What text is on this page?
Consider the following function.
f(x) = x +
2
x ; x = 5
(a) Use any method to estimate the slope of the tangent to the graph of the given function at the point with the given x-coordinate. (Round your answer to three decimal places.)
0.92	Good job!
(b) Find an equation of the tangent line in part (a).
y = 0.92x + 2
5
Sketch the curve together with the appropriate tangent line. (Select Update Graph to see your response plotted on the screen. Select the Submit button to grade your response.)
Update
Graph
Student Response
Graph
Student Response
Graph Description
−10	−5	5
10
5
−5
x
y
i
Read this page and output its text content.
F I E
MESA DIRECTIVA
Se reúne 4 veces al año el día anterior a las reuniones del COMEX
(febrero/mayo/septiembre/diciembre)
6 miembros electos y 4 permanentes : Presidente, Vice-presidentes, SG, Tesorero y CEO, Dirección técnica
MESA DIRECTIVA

----------

Send back every record, precisely as written.

Solved exercise =>
What text is on this page?
Consider the following function.
f(x) = x +
2
x ; x = 5
(a) Use any method to estimate the slope of the tangent to the graph of the given function at the point with the given x-coordinate. (Round your answer to three decimal places.)
0.92	Good job!
(b) Find an equation of the tangent line in part (a).
y = 0.92x + 2
5
Sketch the curve together with the appropriate tangent line. (Select Update Graph to see your response plotted on the screen. Select the Submit button to grade your response.)
Update
Graph
Student Response
Graph
Student Response
Graph Description
−10	−5	5
10
5
−5
x
y
i
Read this page and output its text content.
F I E
MESA DIRECTIVA
Se reúne 4 veces al año el día anterior a las reuniones del COMEX
(febrero/mayo/septiembre/diciembre)
6 miembros electos y 4 permanentes : Presidente, Vice-presidentes, SG, Tesorero y CEO, Dirección técnica
MESA DIRECTIVA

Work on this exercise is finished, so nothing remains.